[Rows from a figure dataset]

* Start *

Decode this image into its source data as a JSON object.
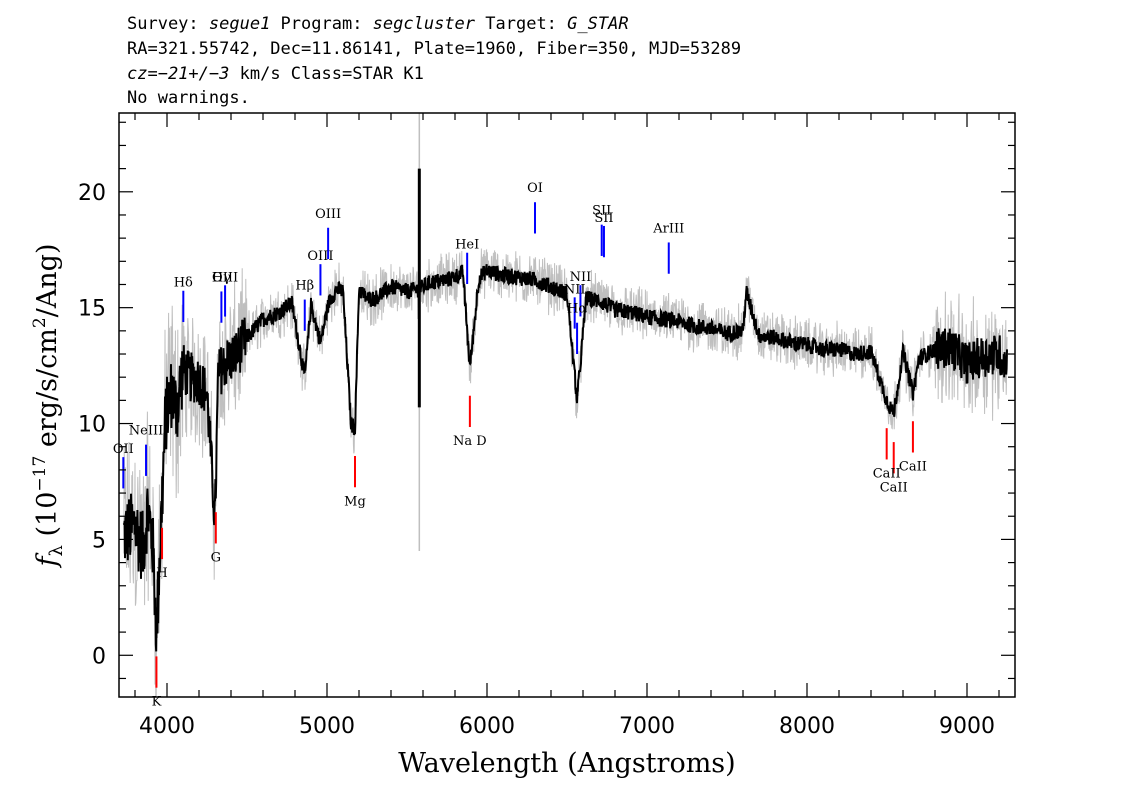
{
  "header": {
    "line1": [
      {
        "text": "Survey: ",
        "italic": false
      },
      {
        "text": "segue1",
        "italic": true
      },
      {
        "text": " Program: ",
        "italic": false
      },
      {
        "text": "segcluster",
        "italic": true
      },
      {
        "text": " Target: ",
        "italic": false
      },
      {
        "text": "G_STAR",
        "italic": true
      }
    ],
    "line2": "RA=321.55742, Dec=11.86141, Plate=1960, Fiber=350, MJD=53289",
    "line3": [
      {
        "text": "cz=",
        "italic": true
      },
      {
        "text": "−21+/−3",
        "italic": true
      },
      {
        "text": " km/s Class=STAR K1",
        "italic": false
      }
    ],
    "line4": "No warnings."
  },
  "chart_data": {
    "type": "line",
    "xlabel": "Wavelength (Angstroms)",
    "ylabel": "fλ (10⁻¹⁷ erg/s/cm²/Ang)",
    "ylabel_parts": {
      "f": "f",
      "sub": "λ",
      "pre": " (10",
      "sup1": "−17",
      "mid": " erg/s/cm",
      "sup2": "2",
      "post": "/Ang)"
    },
    "xlim": [
      3700,
      9300
    ],
    "ylim": [
      -1.8,
      23.4
    ],
    "x_ticks": [
      4000,
      5000,
      6000,
      7000,
      8000,
      9000
    ],
    "x_tick_labels": [
      "4000",
      "5000",
      "6000",
      "7000",
      "8000",
      "9000"
    ],
    "y_ticks": [
      0,
      5,
      10,
      15,
      20
    ],
    "y_tick_labels": [
      "0",
      "5",
      "10",
      "15",
      "20"
    ],
    "grid": false,
    "spectrum_color": "#000000",
    "error_color": "#bfbfbf",
    "emission_color": "#0000ff",
    "absorption_color": "#ff0000",
    "spectrum": {
      "x": [
        3730,
        3800,
        3850,
        3880,
        3910,
        3935,
        3960,
        3990,
        4030,
        4060,
        4100,
        4140,
        4200,
        4250,
        4300,
        4320,
        4360,
        4420,
        4500,
        4600,
        4700,
        4780,
        4861,
        4900,
        4960,
        5010,
        5060,
        5100,
        5150,
        5175,
        5200,
        5250,
        5300,
        5400,
        5500,
        5577,
        5650,
        5750,
        5850,
        5893,
        5950,
        6000,
        6100,
        6200,
        6300,
        6400,
        6500,
        6563,
        6620,
        6700,
        6800,
        6900,
        7000,
        7100,
        7200,
        7300,
        7400,
        7500,
        7600,
        7620,
        7700,
        7800,
        7900,
        8000,
        8100,
        8200,
        8300,
        8400,
        8498,
        8542,
        8600,
        8662,
        8700,
        8800,
        8900,
        9000,
        9100,
        9200,
        9250
      ],
      "y": [
        5.2,
        5.6,
        4.6,
        6.4,
        4.8,
        1.0,
        5.2,
        10.2,
        11.4,
        10.6,
        12.4,
        12.0,
        11.9,
        11.3,
        5.8,
        12.1,
        12.6,
        12.9,
        13.7,
        14.5,
        14.8,
        15.2,
        12.0,
        15.1,
        13.5,
        15.2,
        15.8,
        15.7,
        10.0,
        9.8,
        15.8,
        15.4,
        15.4,
        15.9,
        15.7,
        15.8,
        16.1,
        16.2,
        16.5,
        12.4,
        16.3,
        16.6,
        16.4,
        16.3,
        16.2,
        15.9,
        15.6,
        11.0,
        15.4,
        15.3,
        14.9,
        14.8,
        14.6,
        14.5,
        14.4,
        14.2,
        14.1,
        13.9,
        14.0,
        15.7,
        13.8,
        13.7,
        13.5,
        13.4,
        13.2,
        13.2,
        13.0,
        13.1,
        11.0,
        10.4,
        13.1,
        11.3,
        12.8,
        13.2,
        13.3,
        12.6,
        12.9,
        13.0,
        12.6
      ]
    },
    "emission_lines": [
      {
        "label": "OII",
        "x": 3727
      },
      {
        "label": "NeIII",
        "x": 3869
      },
      {
        "label": "Hδ",
        "x": 4102
      },
      {
        "label": "Hγ",
        "x": 4340
      },
      {
        "label": "OIII",
        "x": 4363
      },
      {
        "label": "Hβ",
        "x": 4861
      },
      {
        "label": "OIII",
        "x": 4959
      },
      {
        "label": "OIII",
        "x": 5007
      },
      {
        "label": "HeI",
        "x": 5876
      },
      {
        "label": "OI",
        "x": 6300
      },
      {
        "label": "NII",
        "x": 6548
      },
      {
        "label": "Hα",
        "x": 6563
      },
      {
        "label": "NII",
        "x": 6584
      },
      {
        "label": "SII",
        "x": 6717
      },
      {
        "label": "SII",
        "x": 6731
      },
      {
        "label": "ArIII",
        "x": 7136
      }
    ],
    "absorption_lines": [
      {
        "label": "K",
        "x": 3934
      },
      {
        "label": "H",
        "x": 3969
      },
      {
        "label": "G",
        "x": 4305
      },
      {
        "label": "Mg",
        "x": 5175
      },
      {
        "label": "Na D",
        "x": 5893
      },
      {
        "label": "CaII",
        "x": 8498
      },
      {
        "label": "CaII",
        "x": 8542
      },
      {
        "label": "CaII",
        "x": 8662
      }
    ]
  }
}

* End *

Write the listing out a second time exactly, dropping all images.

Decode this image into its source data as a JSON object.
{
  "header": {
    "line1": [
      {
        "text": "Survey: ",
        "italic": false
      },
      {
        "text": "segue1",
        "italic": true
      },
      {
        "text": " Program: ",
        "italic": false
      },
      {
        "text": "segcluster",
        "italic": true
      },
      {
        "text": " Target: ",
        "italic": false
      },
      {
        "text": "G_STAR",
        "italic": true
      }
    ],
    "line2": "RA=321.55742, Dec=11.86141, Plate=1960, Fiber=350, MJD=53289",
    "line3": [
      {
        "text": "cz=",
        "italic": true
      },
      {
        "text": "−21+/−3",
        "italic": true
      },
      {
        "text": " km/s Class=STAR K1",
        "italic": false
      }
    ],
    "line4": "No warnings."
  },
  "chart_data": {
    "type": "line",
    "xlabel": "Wavelength (Angstroms)",
    "ylabel": "fλ (10⁻¹⁷ erg/s/cm²/Ang)",
    "ylabel_parts": {
      "f": "f",
      "sub": "λ",
      "pre": " (10",
      "sup1": "−17",
      "mid": " erg/s/cm",
      "sup2": "2",
      "post": "/Ang)"
    },
    "xlim": [
      3700,
      9300
    ],
    "ylim": [
      -1.8,
      23.4
    ],
    "x_ticks": [
      4000,
      5000,
      6000,
      7000,
      8000,
      9000
    ],
    "x_tick_labels": [
      "4000",
      "5000",
      "6000",
      "7000",
      "8000",
      "9000"
    ],
    "y_ticks": [
      0,
      5,
      10,
      15,
      20
    ],
    "y_tick_labels": [
      "0",
      "5",
      "10",
      "15",
      "20"
    ],
    "grid": false,
    "spectrum_color": "#000000",
    "error_color": "#bfbfbf",
    "emission_color": "#0000ff",
    "absorption_color": "#ff0000",
    "spectrum": {
      "x": [
        3730,
        3800,
        3850,
        3880,
        3910,
        3935,
        3960,
        3990,
        4030,
        4060,
        4100,
        4140,
        4200,
        4250,
        4300,
        4320,
        4360,
        4420,
        4500,
        4600,
        4700,
        4780,
        4861,
        4900,
        4960,
        5010,
        5060,
        5100,
        5150,
        5175,
        5200,
        5250,
        5300,
        5400,
        5500,
        5577,
        5650,
        5750,
        5850,
        5893,
        5950,
        6000,
        6100,
        6200,
        6300,
        6400,
        6500,
        6563,
        6620,
        6700,
        6800,
        6900,
        7000,
        7100,
        7200,
        7300,
        7400,
        7500,
        7600,
        7620,
        7700,
        7800,
        7900,
        8000,
        8100,
        8200,
        8300,
        8400,
        8498,
        8542,
        8600,
        8662,
        8700,
        8800,
        8900,
        9000,
        9100,
        9200,
        9250
      ],
      "y": [
        5.2,
        5.6,
        4.6,
        6.4,
        4.8,
        1.0,
        5.2,
        10.2,
        11.4,
        10.6,
        12.4,
        12.0,
        11.9,
        11.3,
        5.8,
        12.1,
        12.6,
        12.9,
        13.7,
        14.5,
        14.8,
        15.2,
        12.0,
        15.1,
        13.5,
        15.2,
        15.8,
        15.7,
        10.0,
        9.8,
        15.8,
        15.4,
        15.4,
        15.9,
        15.7,
        15.8,
        16.1,
        16.2,
        16.5,
        12.4,
        16.3,
        16.6,
        16.4,
        16.3,
        16.2,
        15.9,
        15.6,
        11.0,
        15.4,
        15.3,
        14.9,
        14.8,
        14.6,
        14.5,
        14.4,
        14.2,
        14.1,
        13.9,
        14.0,
        15.7,
        13.8,
        13.7,
        13.5,
        13.4,
        13.2,
        13.2,
        13.0,
        13.1,
        11.0,
        10.4,
        13.1,
        11.3,
        12.8,
        13.2,
        13.3,
        12.6,
        12.9,
        13.0,
        12.6
      ]
    },
    "emission_lines": [
      {
        "label": "OII",
        "x": 3727
      },
      {
        "label": "NeIII",
        "x": 3869
      },
      {
        "label": "Hδ",
        "x": 4102
      },
      {
        "label": "Hγ",
        "x": 4340
      },
      {
        "label": "OIII",
        "x": 4363
      },
      {
        "label": "Hβ",
        "x": 4861
      },
      {
        "label": "OIII",
        "x": 4959
      },
      {
        "label": "OIII",
        "x": 5007
      },
      {
        "label": "HeI",
        "x": 5876
      },
      {
        "label": "OI",
        "x": 6300
      },
      {
        "label": "NII",
        "x": 6548
      },
      {
        "label": "Hα",
        "x": 6563
      },
      {
        "label": "NII",
        "x": 6584
      },
      {
        "label": "SII",
        "x": 6717
      },
      {
        "label": "SII",
        "x": 6731
      },
      {
        "label": "ArIII",
        "x": 7136
      }
    ],
    "absorption_lines": [
      {
        "label": "K",
        "x": 3934
      },
      {
        "label": "H",
        "x": 3969
      },
      {
        "label": "G",
        "x": 4305
      },
      {
        "label": "Mg",
        "x": 5175
      },
      {
        "label": "Na D",
        "x": 5893
      },
      {
        "label": "CaII",
        "x": 8498
      },
      {
        "label": "CaII",
        "x": 8542
      },
      {
        "label": "CaII",
        "x": 8662
      }
    ]
  }
}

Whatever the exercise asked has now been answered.